> Task
Quote the whole listing exactly. Leave the pictures out of your copy.

> Source data

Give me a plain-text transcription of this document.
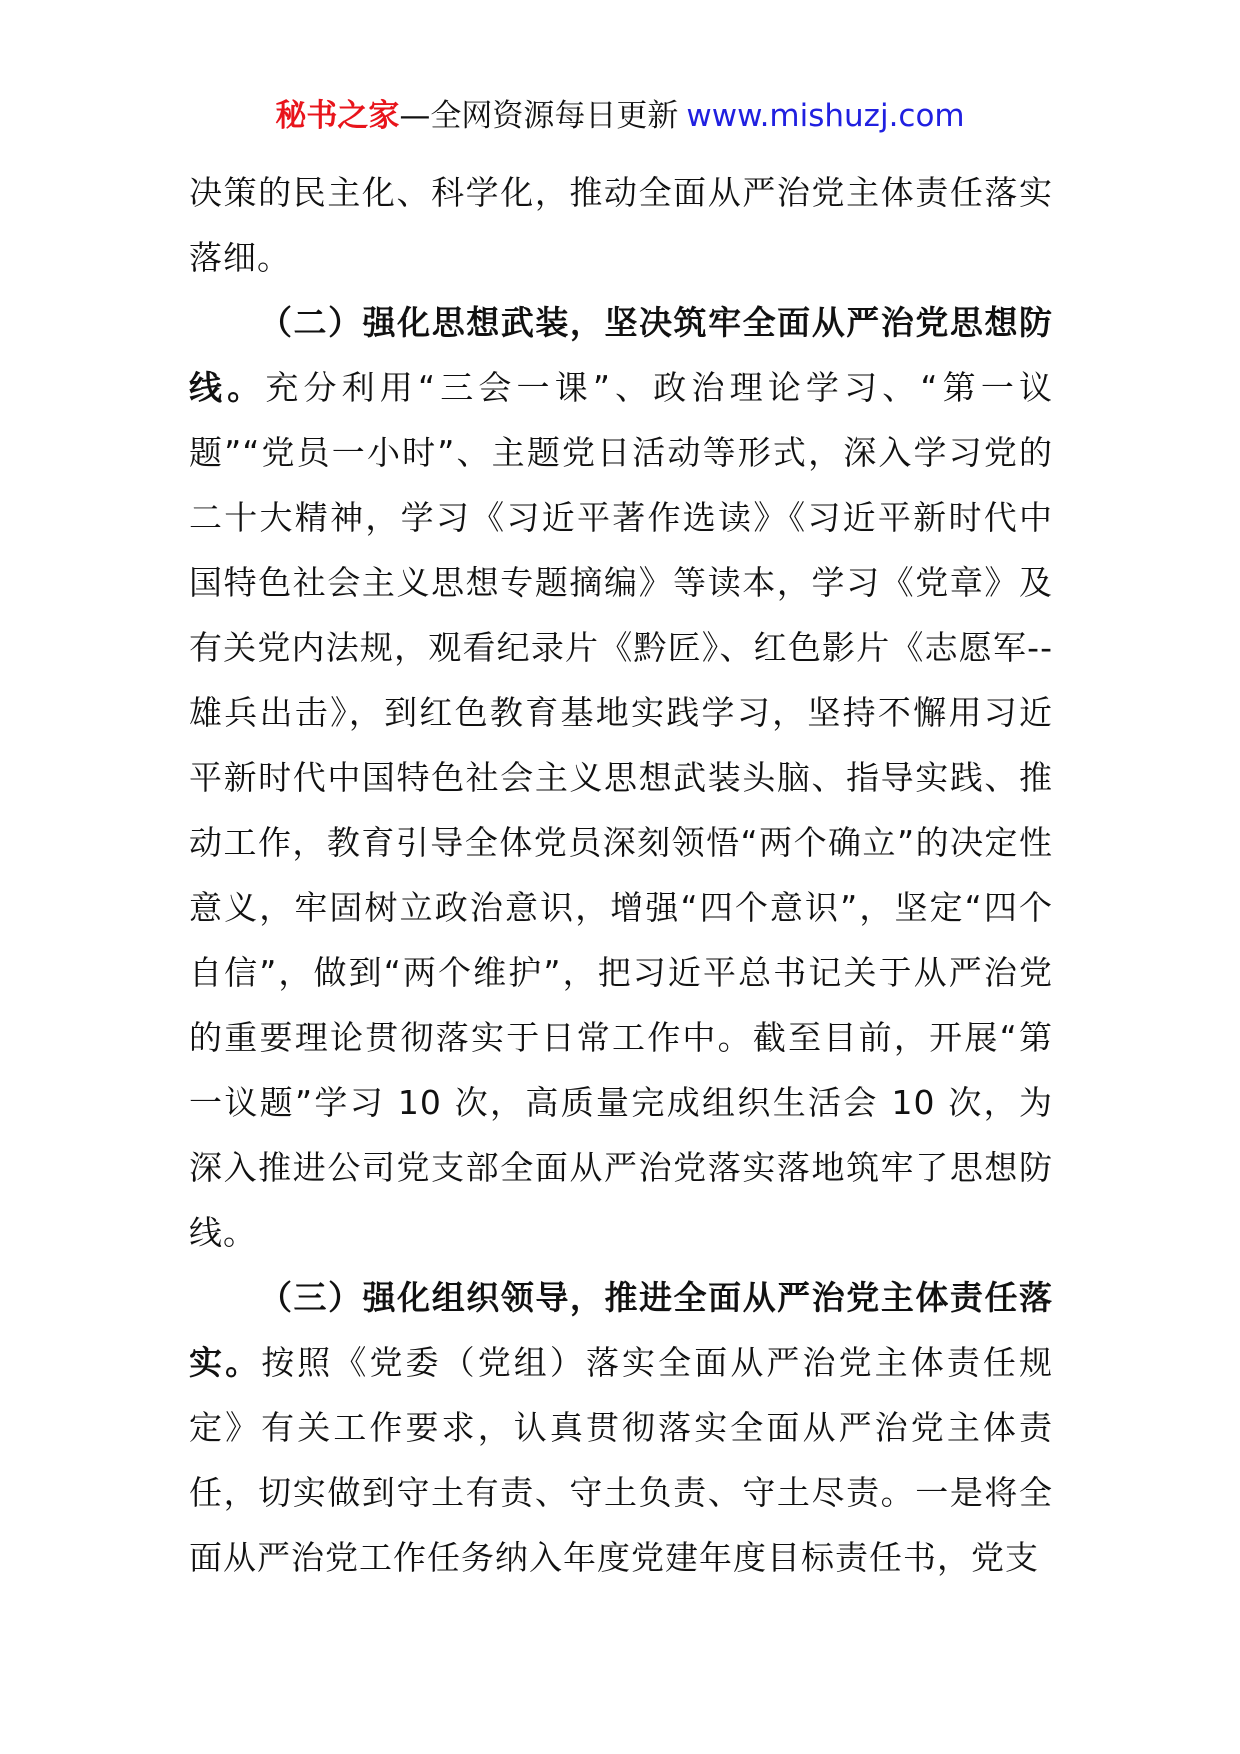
秘书之家—全网资源每日更新 www.mishuzj.com

决策的民主化、科学化，推动全面从严治党主体责任落实落细。

（二）强化思想武装，坚决筑牢全面从严治党思想防线。充分利用“三会一课”、政治理论学习、“第一议题”“党员一小时”、主题党日活动等形式，深入学习党的二十大精神，学习《习近平著作选读》《习近平新时代中国特色社会主义思想专题摘编》等读本，学习《党章》及有关党内法规，观看纪录片《黔匠》、红色影片《志愿军--雄兵出击》，到红色教育基地实践学习，坚持不懈用习近平新时代中国特色社会主义思想武装头脑、指导实践、推动工作，教育引导全体党员深刻领悟“两个确立”的决定性意义，牢固树立政治意识，增强“四个意识”，坚定“四个自信”，做到“两个维护”，把习近平总书记关于从严治党的重要理论贯彻落实于日常工作中。截至目前，开展“第一议题”学习 10 次，高质量完成组织生活会 10 次，为深入推进公司党支部全面从严治党落实落地筑牢了思想防线。

（三）强化组织领导，推进全面从严治党主体责任落实。按照《党委（党组）落实全面从严治党主体责任规定》有关工作要求，认真贯彻落实全面从严治党主体责任，切实做到守土有责、守土负责、守土尽责。一是将全面从严治党工作任务纳入年度党建年度目标责任书，党支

> Result for this task
Give me a plain-text transcription of this document.
秘书之家—全网资源每日更新 www.mishuzj.com

决策的民主化、科学化，推动全面从严治党主体责任落实落细。

（二）强化思想武装，坚决筑牢全面从严治党思想防线。充分利用“三会一课”、政治理论学习、“第一议题”“党员一小时”、主题党日活动等形式，深入学习党的二十大精神，学习《习近平著作选读》《习近平新时代中国特色社会主义思想专题摘编》等读本，学习《党章》及有关党内法规，观看纪录片《黔匠》、红色影片《志愿军--雄兵出击》，到红色教育基地实践学习，坚持不懈用习近平新时代中国特色社会主义思想武装头脑、指导实践、推动工作，教育引导全体党员深刻领悟“两个确立”的决定性意义，牢固树立政治意识，增强“四个意识”，坚定“四个自信”，做到“两个维护”，把习近平总书记关于从严治党的重要理论贯彻落实于日常工作中。截至目前，开展“第一议题”学习 10 次，高质量完成组织生活会 10 次，为深入推进公司党支部全面从严治党落实落地筑牢了思想防线。

（三）强化组织领导，推进全面从严治党主体责任落实。按照《党委（党组）落实全面从严治党主体责任规定》有关工作要求，认真贯彻落实全面从严治党主体责任，切实做到守土有责、守土负责、守土尽责。一是将全面从严治党工作任务纳入年度党建年度目标责任书，党支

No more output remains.